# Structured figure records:
#####

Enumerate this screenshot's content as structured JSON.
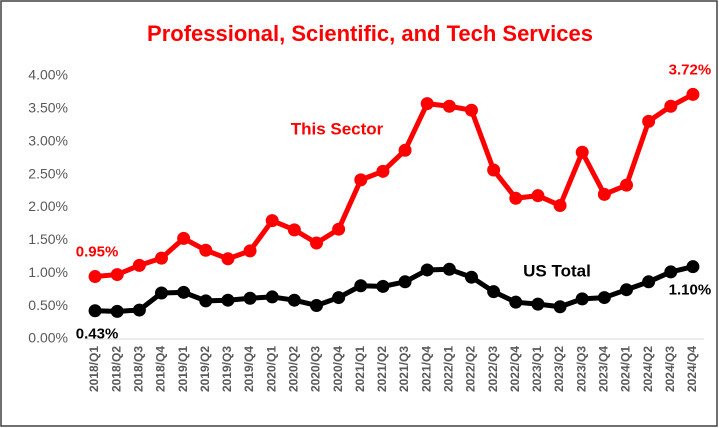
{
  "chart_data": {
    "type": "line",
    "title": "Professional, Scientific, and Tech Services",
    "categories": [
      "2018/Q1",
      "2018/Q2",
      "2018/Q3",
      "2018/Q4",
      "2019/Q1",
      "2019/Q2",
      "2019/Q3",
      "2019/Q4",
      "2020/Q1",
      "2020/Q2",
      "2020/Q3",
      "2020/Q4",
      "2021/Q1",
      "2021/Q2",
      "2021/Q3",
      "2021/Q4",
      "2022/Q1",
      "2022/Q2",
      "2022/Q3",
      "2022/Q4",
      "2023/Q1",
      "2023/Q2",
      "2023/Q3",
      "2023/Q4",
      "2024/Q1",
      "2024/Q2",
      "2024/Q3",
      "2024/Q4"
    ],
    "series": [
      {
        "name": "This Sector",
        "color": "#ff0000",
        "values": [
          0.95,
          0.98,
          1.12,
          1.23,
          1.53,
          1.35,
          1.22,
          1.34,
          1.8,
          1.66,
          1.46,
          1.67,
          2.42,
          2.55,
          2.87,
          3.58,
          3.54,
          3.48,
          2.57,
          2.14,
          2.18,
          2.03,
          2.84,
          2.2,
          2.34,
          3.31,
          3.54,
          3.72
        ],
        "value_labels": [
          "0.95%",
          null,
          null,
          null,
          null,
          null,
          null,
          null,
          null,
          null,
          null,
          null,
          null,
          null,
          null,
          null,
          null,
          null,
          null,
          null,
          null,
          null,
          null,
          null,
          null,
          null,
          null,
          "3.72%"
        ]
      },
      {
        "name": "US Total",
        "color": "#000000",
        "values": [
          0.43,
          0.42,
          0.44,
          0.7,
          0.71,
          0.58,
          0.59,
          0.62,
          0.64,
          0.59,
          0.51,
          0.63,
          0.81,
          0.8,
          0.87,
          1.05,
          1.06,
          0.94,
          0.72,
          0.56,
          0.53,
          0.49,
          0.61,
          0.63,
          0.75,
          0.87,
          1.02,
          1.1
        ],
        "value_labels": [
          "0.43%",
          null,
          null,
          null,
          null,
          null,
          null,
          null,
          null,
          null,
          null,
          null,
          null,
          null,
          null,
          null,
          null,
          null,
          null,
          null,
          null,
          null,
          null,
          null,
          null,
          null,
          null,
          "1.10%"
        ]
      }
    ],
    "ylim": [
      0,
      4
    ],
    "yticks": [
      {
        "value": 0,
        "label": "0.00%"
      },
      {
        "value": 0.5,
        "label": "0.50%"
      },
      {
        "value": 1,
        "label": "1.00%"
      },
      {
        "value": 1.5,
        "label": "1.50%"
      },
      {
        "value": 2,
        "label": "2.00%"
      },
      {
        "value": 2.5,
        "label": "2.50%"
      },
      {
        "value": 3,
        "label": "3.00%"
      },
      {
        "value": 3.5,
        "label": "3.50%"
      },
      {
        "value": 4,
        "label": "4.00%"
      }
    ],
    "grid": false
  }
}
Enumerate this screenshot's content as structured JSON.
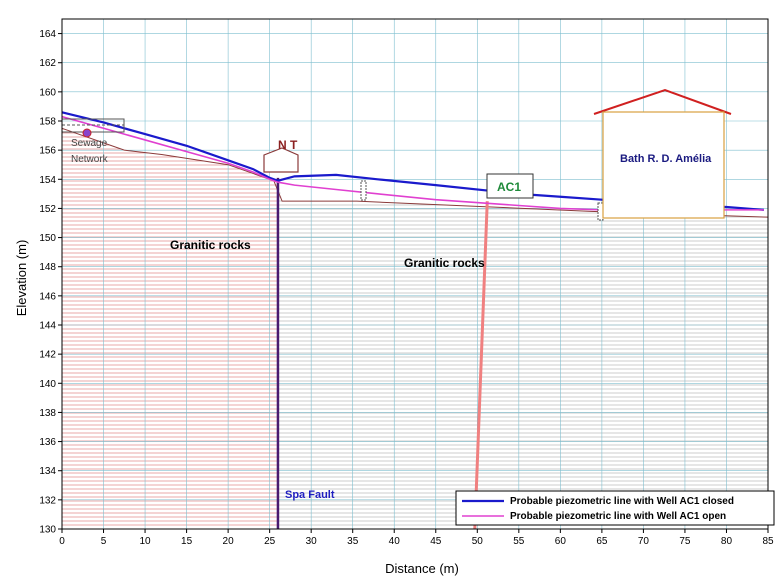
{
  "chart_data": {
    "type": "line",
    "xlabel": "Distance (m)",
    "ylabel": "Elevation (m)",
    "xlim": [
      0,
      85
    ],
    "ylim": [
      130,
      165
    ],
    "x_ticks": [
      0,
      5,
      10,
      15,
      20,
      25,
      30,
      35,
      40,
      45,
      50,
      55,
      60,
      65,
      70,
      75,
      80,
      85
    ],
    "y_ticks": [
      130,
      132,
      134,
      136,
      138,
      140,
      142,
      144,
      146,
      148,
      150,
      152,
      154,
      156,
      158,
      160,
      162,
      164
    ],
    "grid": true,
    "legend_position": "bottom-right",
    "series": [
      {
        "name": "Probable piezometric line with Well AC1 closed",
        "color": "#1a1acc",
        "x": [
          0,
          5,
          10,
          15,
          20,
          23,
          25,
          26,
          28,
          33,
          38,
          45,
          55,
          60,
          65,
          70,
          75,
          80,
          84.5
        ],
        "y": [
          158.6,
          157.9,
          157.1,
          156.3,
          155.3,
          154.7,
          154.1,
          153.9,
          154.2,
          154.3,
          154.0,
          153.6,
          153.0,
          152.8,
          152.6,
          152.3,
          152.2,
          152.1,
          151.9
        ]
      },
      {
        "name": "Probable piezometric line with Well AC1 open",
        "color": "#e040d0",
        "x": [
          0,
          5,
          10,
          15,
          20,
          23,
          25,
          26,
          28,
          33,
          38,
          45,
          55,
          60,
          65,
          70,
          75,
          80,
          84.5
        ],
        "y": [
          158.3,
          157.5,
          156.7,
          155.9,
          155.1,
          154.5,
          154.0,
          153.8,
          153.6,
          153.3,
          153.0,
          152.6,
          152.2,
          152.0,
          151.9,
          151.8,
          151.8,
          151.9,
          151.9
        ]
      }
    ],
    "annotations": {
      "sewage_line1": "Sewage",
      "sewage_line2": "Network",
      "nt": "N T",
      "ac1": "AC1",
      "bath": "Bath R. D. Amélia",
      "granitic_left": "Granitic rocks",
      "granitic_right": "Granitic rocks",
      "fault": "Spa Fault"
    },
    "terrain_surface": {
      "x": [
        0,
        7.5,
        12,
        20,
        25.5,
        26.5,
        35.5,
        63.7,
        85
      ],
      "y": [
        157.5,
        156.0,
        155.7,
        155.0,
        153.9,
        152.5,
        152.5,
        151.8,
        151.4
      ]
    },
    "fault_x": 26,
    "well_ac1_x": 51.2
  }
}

#####

# Task requirements:
Filter the listing for the word "Granitic" and copy every line that holds it.

# Full response:
      "granitic_left": "Granitic rocks",
      "granitic_right": "Granitic rocks",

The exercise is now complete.